■ **GIVEN TASK**
Locate the string "content" throughout the material and copy every line in which it occurs.

■ **DATASET RECORDS**
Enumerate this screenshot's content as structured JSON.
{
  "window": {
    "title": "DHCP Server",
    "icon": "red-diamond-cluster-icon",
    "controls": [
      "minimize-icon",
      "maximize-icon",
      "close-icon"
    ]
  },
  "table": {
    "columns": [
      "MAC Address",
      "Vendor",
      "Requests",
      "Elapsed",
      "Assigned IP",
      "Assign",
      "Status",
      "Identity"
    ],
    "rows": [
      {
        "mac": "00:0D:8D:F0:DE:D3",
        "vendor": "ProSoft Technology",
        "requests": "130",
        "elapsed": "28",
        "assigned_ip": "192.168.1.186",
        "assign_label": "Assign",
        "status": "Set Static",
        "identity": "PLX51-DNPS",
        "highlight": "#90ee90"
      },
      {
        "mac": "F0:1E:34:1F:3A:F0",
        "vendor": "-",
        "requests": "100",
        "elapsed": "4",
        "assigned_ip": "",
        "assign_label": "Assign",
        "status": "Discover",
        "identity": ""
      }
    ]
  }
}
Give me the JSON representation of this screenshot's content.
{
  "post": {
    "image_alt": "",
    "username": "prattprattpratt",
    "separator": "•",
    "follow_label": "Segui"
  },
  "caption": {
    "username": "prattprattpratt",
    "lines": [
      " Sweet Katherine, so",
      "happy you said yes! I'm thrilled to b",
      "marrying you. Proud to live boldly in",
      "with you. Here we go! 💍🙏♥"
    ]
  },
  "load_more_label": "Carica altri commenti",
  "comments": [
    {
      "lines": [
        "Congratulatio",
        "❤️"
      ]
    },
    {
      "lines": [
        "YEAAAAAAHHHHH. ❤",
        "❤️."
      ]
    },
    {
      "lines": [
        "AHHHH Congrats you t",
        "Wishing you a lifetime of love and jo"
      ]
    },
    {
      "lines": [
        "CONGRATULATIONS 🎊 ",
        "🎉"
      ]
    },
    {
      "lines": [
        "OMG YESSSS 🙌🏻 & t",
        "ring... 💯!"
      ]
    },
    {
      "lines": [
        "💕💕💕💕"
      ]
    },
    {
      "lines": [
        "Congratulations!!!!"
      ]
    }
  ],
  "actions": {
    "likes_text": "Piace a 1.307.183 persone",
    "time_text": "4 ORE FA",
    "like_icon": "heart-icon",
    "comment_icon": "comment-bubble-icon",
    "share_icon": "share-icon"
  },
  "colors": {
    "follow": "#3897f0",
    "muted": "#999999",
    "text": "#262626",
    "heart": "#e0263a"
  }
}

■ **ANSWER IN FULL**
Enumerate this screenshot's content as structured JSON.
Give me the JSON representation of this screenshot's content.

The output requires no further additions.